● What is being asked
Your task is to give the listing below back word for word, pictures excluded.

● Records shown
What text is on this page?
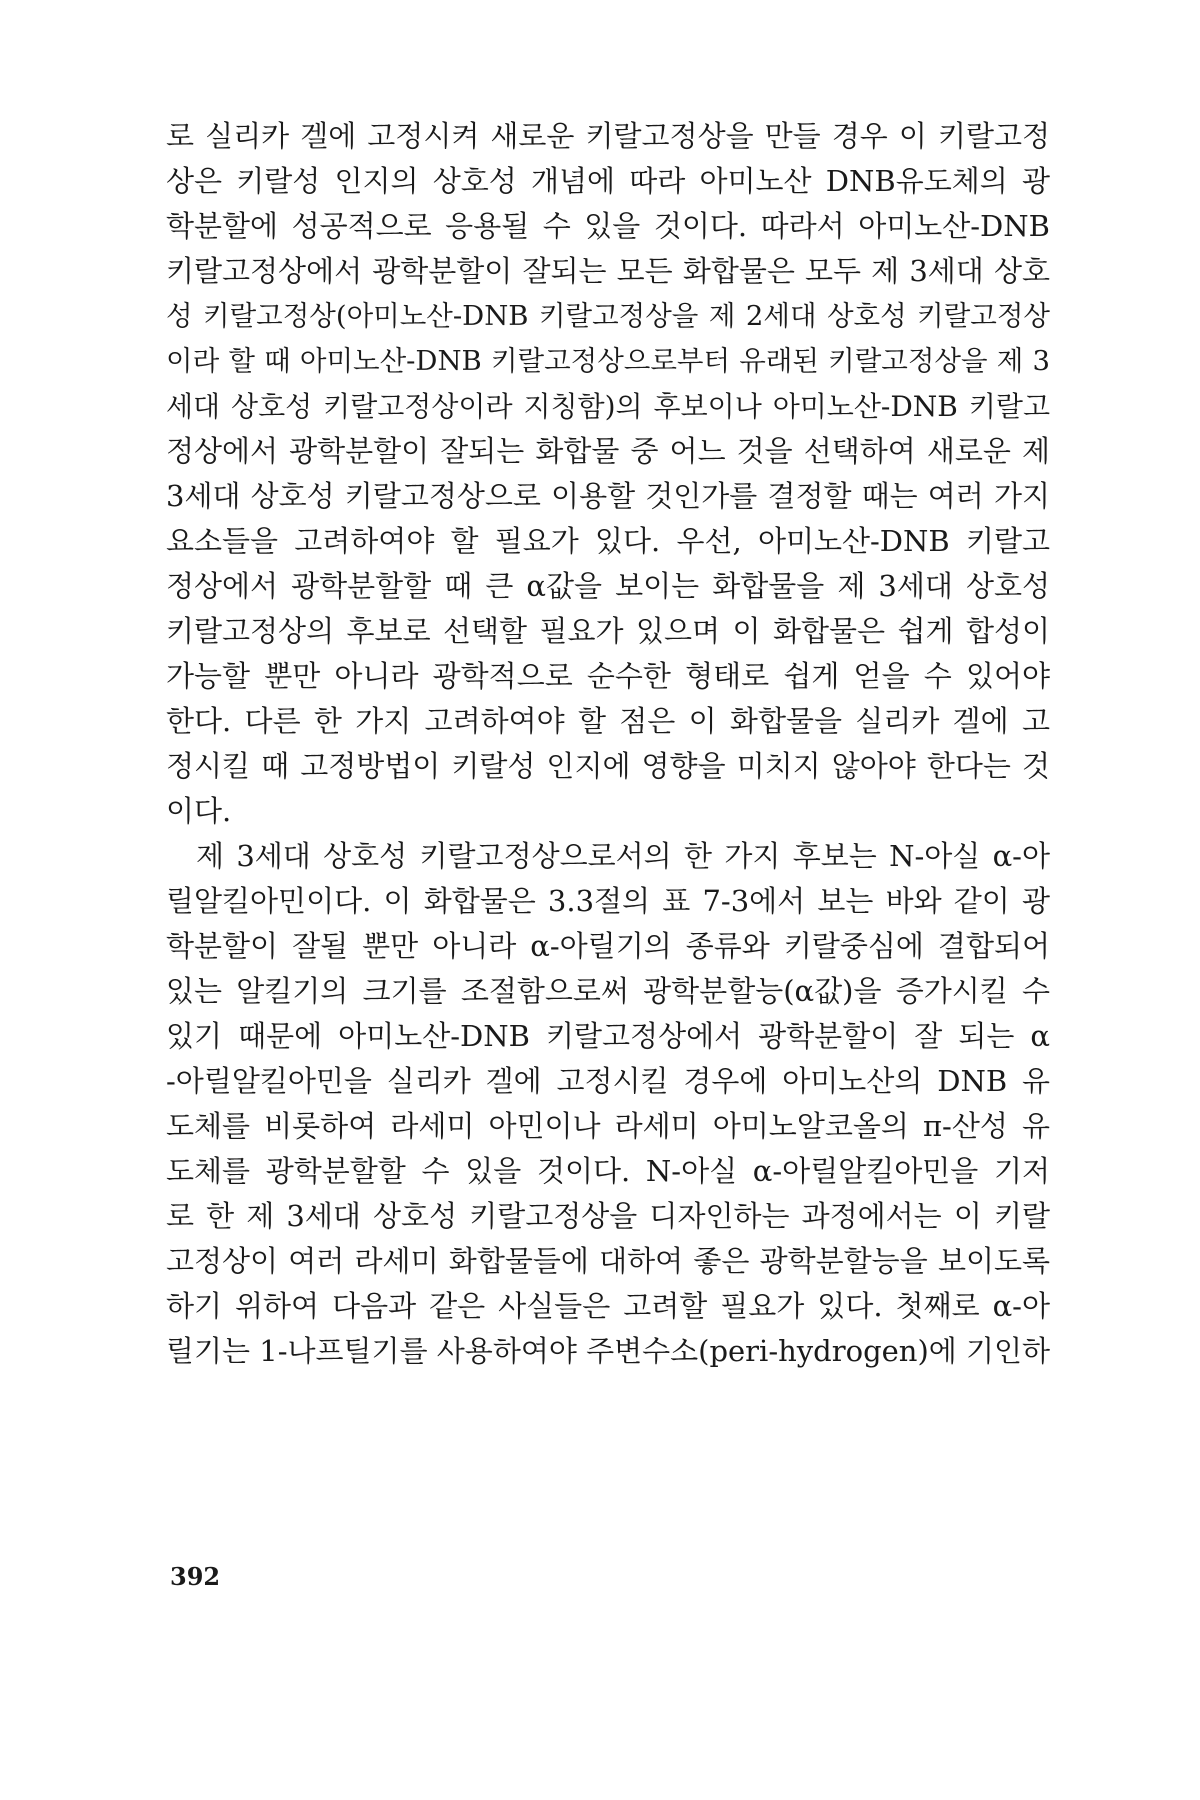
로 실리카 겔에 고정시켜 새로운 키랄고정상을 만들 경우 이 키랄고정
상은 키랄성 인지의 상호성 개념에 따라 아미노산 DNB유도체의 광
학분할에 성공적으로 응용될 수 있을 것이다. 따라서 아미노산-DNB
키랄고정상에서 광학분할이 잘되는 모든 화합물은 모두 제 3세대 상호
성 키랄고정상(아미노산-DNB 키랄고정상을 제 2세대 상호성 키랄고정상
이라 할 때 아미노산-DNB 키랄고정상으로부터 유래된 키랄고정상을 제 3
세대 상호성 키랄고정상이라 지칭함)의 후보이나 아미노산-DNB 키랄고
정상에서 광학분할이 잘되는 화합물 중 어느 것을 선택하여 새로운 제
3세대 상호성 키랄고정상으로 이용할 것인가를 결정할 때는 여러 가지
요소들을 고려하여야 할 필요가 있다. 우선, 아미노산-DNB 키랄고
정상에서 광학분할할 때 큰 α값을 보이는 화합물을 제 3세대 상호성
키랄고정상의 후보로 선택할 필요가 있으며 이 화합물은 쉽게 합성이
가능할 뿐만 아니라 광학적으로 순수한 형태로 쉽게 얻을 수 있어야
한다. 다른 한 가지 고려하여야 할 점은 이 화합물을 실리카 겔에 고
정시킬 때 고정방법이 키랄성 인지에 영향을 미치지 않아야 한다는 것
이다.
제 3세대 상호성 키랄고정상으로서의 한 가지 후보는 N-아실 α-아
릴알킬아민이다. 이 화합물은 3.3절의 표 7-3에서 보는 바와 같이 광
학분할이 잘될 뿐만 아니라 α-아릴기의 종류와 키랄중심에 결합되어
있는 알킬기의 크기를 조절함으로써 광학분할능(α값)을 증가시킬 수
있기 때문에 아미노산-DNB 키랄고정상에서 광학분할이 잘 되는 α
-아릴알킬아민을 실리카 겔에 고정시킬 경우에 아미노산의 DNB 유
도체를 비롯하여 라세미 아민이나 라세미 아미노알코올의 π-산성 유
도체를 광학분할할 수 있을 것이다. N-아실 α-아릴알킬아민을 기저
로 한 제 3세대 상호성 키랄고정상을 디자인하는 과정에서는 이 키랄
고정상이 여러 라세미 화합물들에 대하여 좋은 광학분할능을 보이도록
하기 위하여 다음과 같은 사실들은 고려할 필요가 있다. 첫째로 α-아
릴기는 1-나프틸기를 사용하여야 주변수소(peri-hydrogen)에 기인하
392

● Task output
What text is on this page?
로 실리카 겔에 고정시켜 새로운 키랄고정상을 만들 경우 이 키랄고정
상은 키랄성 인지의 상호성 개념에 따라 아미노산 DNB유도체의 광
학분할에 성공적으로 응용될 수 있을 것이다. 따라서 아미노산-DNB
키랄고정상에서 광학분할이 잘되는 모든 화합물은 모두 제 3세대 상호
성 키랄고정상(아미노산-DNB 키랄고정상을 제 2세대 상호성 키랄고정상
이라 할 때 아미노산-DNB 키랄고정상으로부터 유래된 키랄고정상을 제 3
세대 상호성 키랄고정상이라 지칭함)의 후보이나 아미노산-DNB 키랄고
정상에서 광학분할이 잘되는 화합물 중 어느 것을 선택하여 새로운 제
3세대 상호성 키랄고정상으로 이용할 것인가를 결정할 때는 여러 가지
요소들을 고려하여야 할 필요가 있다. 우선, 아미노산-DNB 키랄고
정상에서 광학분할할 때 큰 α값을 보이는 화합물을 제 3세대 상호성
키랄고정상의 후보로 선택할 필요가 있으며 이 화합물은 쉽게 합성이
가능할 뿐만 아니라 광학적으로 순수한 형태로 쉽게 얻을 수 있어야
한다. 다른 한 가지 고려하여야 할 점은 이 화합물을 실리카 겔에 고
정시킬 때 고정방법이 키랄성 인지에 영향을 미치지 않아야 한다는 것
이다.
제 3세대 상호성 키랄고정상으로서의 한 가지 후보는 N-아실 α-아
릴알킬아민이다. 이 화합물은 3.3절의 표 7-3에서 보는 바와 같이 광
학분할이 잘될 뿐만 아니라 α-아릴기의 종류와 키랄중심에 결합되어
있는 알킬기의 크기를 조절함으로써 광학분할능(α값)을 증가시킬 수
있기 때문에 아미노산-DNB 키랄고정상에서 광학분할이 잘 되는 α
-아릴알킬아민을 실리카 겔에 고정시킬 경우에 아미노산의 DNB 유
도체를 비롯하여 라세미 아민이나 라세미 아미노알코올의 π-산성 유
도체를 광학분할할 수 있을 것이다. N-아실 α-아릴알킬아민을 기저
로 한 제 3세대 상호성 키랄고정상을 디자인하는 과정에서는 이 키랄
고정상이 여러 라세미 화합물들에 대하여 좋은 광학분할능을 보이도록
하기 위하여 다음과 같은 사실들은 고려할 필요가 있다. 첫째로 α-아
릴기는 1-나프틸기를 사용하여야 주변수소(peri-hydrogen)에 기인하
392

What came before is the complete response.